SUPPLIED DATA =
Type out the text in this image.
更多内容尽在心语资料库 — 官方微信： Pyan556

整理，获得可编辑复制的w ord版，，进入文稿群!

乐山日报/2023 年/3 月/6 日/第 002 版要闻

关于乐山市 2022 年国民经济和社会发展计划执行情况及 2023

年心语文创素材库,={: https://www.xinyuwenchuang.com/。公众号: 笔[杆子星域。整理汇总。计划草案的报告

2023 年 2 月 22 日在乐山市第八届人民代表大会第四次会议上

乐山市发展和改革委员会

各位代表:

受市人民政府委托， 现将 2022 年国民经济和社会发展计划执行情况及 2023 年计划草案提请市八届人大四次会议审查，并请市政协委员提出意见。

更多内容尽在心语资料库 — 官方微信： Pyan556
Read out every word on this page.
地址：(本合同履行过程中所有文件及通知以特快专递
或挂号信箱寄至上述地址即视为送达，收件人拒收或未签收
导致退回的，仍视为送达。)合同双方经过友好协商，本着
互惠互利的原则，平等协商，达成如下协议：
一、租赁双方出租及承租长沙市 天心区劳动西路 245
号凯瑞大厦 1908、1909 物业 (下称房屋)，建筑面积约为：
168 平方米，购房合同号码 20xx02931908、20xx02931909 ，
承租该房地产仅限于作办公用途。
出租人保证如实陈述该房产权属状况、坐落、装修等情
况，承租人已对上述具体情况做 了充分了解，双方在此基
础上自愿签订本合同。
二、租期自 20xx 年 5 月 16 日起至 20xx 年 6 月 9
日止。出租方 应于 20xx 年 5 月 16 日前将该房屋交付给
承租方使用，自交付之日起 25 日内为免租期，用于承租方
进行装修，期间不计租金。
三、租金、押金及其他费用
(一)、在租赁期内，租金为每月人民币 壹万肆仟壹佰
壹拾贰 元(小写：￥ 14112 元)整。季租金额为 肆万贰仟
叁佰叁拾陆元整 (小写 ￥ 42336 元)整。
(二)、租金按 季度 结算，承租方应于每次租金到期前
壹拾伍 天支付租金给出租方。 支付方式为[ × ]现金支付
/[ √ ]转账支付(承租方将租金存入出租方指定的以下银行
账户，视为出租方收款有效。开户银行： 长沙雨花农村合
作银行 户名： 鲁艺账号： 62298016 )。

AIM OF THE TASK = For each line in the data above that contains the string "年国民经济和社会发展计划执行情况及", extract the line.

TASK OUTPUT =
关于乐山市 2022 年国民经济和社会发展计划执行情况及 2023
受市人民政府委托， 现将 2022 年国民经济和社会发展计划执行情况及 2023 年计划草案提请市八届人大四次会议审查，并请市政协委员提出意见。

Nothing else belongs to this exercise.